Goal of the exercise: Copy out the lines of the material from the line with "100, 353, 113]" up to and including the line with "100, 191, 113]", without any changes.

Entries shown:
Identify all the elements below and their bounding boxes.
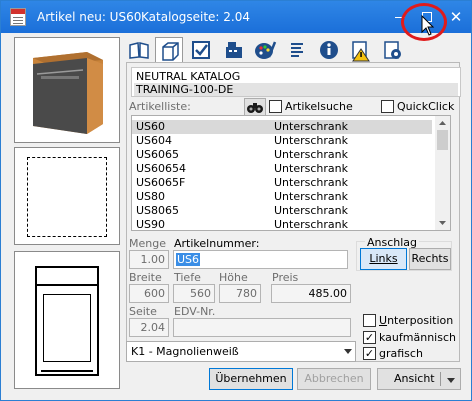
article-search-label: Artikelsuche	[285, 100, 353, 113]
tab-article[interactable]	[155, 37, 183, 63]
list-item[interactable]: US60 Unterschrank	[132, 120, 432, 134]
color-combobox[interactable]: K1 - Magnolienweiß	[126, 341, 356, 362]
tab-info[interactable]	[315, 37, 343, 63]
list-scrollbar[interactable]	[435, 116, 450, 230]
article-list[interactable]: US60 Unterschrank US604 Unterschrank US606…	[131, 115, 451, 231]
palette-icon	[255, 41, 277, 59]
tiefe-label: Tiefe	[174, 271, 201, 284]
text-lines-icon	[291, 43, 303, 57]
article-list-label: Artikelliste:	[129, 100, 191, 113]
grafisch-label: grafisch	[379, 347, 423, 360]
mouse-cursor-icon	[421, 15, 435, 36]
artnr-field[interactable]: US6	[173, 250, 348, 269]
preis-field[interactable]: 485.00	[271, 284, 351, 303]
catalog-name: NEUTRAL KATALOG	[136, 70, 241, 83]
app-icon	[10, 8, 26, 26]
unterposition-checkbox[interactable]	[363, 314, 376, 327]
uebernehmen-button[interactable]: Übernehmen	[209, 368, 293, 390]
tiefe-field[interactable]: 560	[173, 284, 215, 303]
tab-price[interactable]	[219, 37, 247, 63]
kaufmaennisch-label: kaufmännisch	[379, 331, 456, 344]
chevron-down-icon	[344, 349, 352, 354]
breite-field[interactable]: 600	[129, 284, 169, 303]
tab-settings[interactable]	[379, 37, 407, 63]
cash-register-icon	[226, 42, 242, 58]
list-item[interactable]: US80 Unterschrank	[132, 190, 432, 204]
title-bar[interactable]: Artikel neu: US60 Katalogseite: 2.04 ✕	[1, 1, 471, 33]
book-icon	[129, 42, 149, 59]
dialog-window: Artikel neu: US60 Katalogseite: 2.04 ✕ N…	[0, 0, 472, 401]
cabinet-front-drawing	[35, 266, 99, 376]
tab-catalog[interactable]	[125, 37, 153, 63]
unterposition-label: Unterposition	[379, 314, 454, 327]
checkbox-icon	[192, 41, 210, 59]
preis-label: Preis	[272, 271, 299, 284]
scroll-up-icon	[439, 121, 446, 125]
artnr-label: Artikelnummer:	[174, 237, 260, 250]
scrollbar-thumb[interactable]	[437, 130, 448, 150]
article-3d-preview	[14, 37, 120, 143]
list-item[interactable]: US6065F Unterschrank	[132, 176, 432, 190]
dashed-outline	[27, 157, 107, 237]
window-title: Artikel neu: US60	[37, 10, 142, 24]
warning-document-icon	[352, 41, 370, 62]
scroll-down-icon	[439, 221, 446, 225]
list-item[interactable]: US90 Unterschrank	[132, 218, 432, 230]
cabinet-3d-image	[33, 52, 103, 134]
quickclick-label: QuickClick	[397, 100, 455, 113]
tab-colors[interactable]	[251, 37, 279, 63]
catalog-page-label: Katalogseite: 2.04	[141, 10, 250, 24]
menge-field[interactable]: 1.00	[129, 250, 169, 269]
list-item[interactable]: US604 Unterschrank	[132, 134, 432, 148]
abbrechen-button[interactable]: Abbrechen	[297, 368, 371, 390]
ansicht-button[interactable]: Ansicht	[377, 368, 461, 390]
links-button[interactable]: Links	[360, 248, 407, 270]
list-item[interactable]: US60654 Unterschrank	[132, 162, 432, 176]
kaufmaennisch-checkbox[interactable]: ✓	[363, 331, 376, 344]
list-item[interactable]: US8065 Unterschrank	[132, 204, 432, 218]
quickclick-checkbox[interactable]	[381, 100, 394, 113]
breite-label: Breite	[129, 271, 162, 284]
binoculars-icon	[247, 103, 263, 113]
catalog-info-box: NEUTRAL KATALOG TRAINING-100-DE	[131, 67, 461, 97]
tab-properties[interactable]	[187, 37, 215, 63]
artnr-value: US6	[176, 253, 201, 266]
edv-label: EDV-Nr.	[174, 305, 216, 318]
info-icon	[320, 41, 338, 59]
cube-icon	[162, 42, 179, 61]
grafisch-checkbox[interactable]: ✓	[363, 347, 376, 360]
edv-field[interactable]	[173, 318, 351, 337]
chevron-down-icon	[447, 378, 455, 383]
hoehe-label: Höhe	[219, 271, 248, 284]
catalog-code: TRAINING-100-DE	[134, 83, 458, 96]
rechts-button[interactable]: Rechts	[409, 248, 451, 270]
search-button[interactable]	[244, 98, 266, 116]
hoehe-field[interactable]: 780	[219, 284, 261, 303]
menge-label: Menge	[129, 237, 166, 250]
color-combobox-value: K1 - Magnolienweiß	[131, 345, 239, 358]
list-item[interactable]: US6065 Unterschrank	[132, 148, 432, 162]
settings-document-icon	[384, 41, 401, 59]
seite-field[interactable]: 2.04	[129, 318, 169, 337]
article-search-checkbox[interactable]	[269, 100, 282, 113]
seite-label: Seite	[129, 305, 157, 318]
tab-warnings[interactable]	[347, 37, 375, 63]
tab-text[interactable]	[283, 37, 311, 63]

Written reply:
article-search-label: Artikelsuche	[285, 100, 353, 113]
tab-article[interactable]	[155, 37, 183, 63]
list-item[interactable]: US60 Unterschrank	[132, 120, 432, 134]
color-combobox[interactable]: K1 - Magnolienweiß	[126, 341, 356, 362]
tab-info[interactable]	[315, 37, 343, 63]
list-scrollbar[interactable]	[435, 116, 450, 230]
article-list[interactable]: US60 Unterschrank US604 Unterschrank US606…	[131, 115, 451, 231]
palette-icon	[255, 41, 277, 59]
tiefe-label: Tiefe	[174, 271, 201, 284]
text-lines-icon	[291, 43, 303, 57]
article-list-label: Artikelliste:	[129, 100, 191, 113]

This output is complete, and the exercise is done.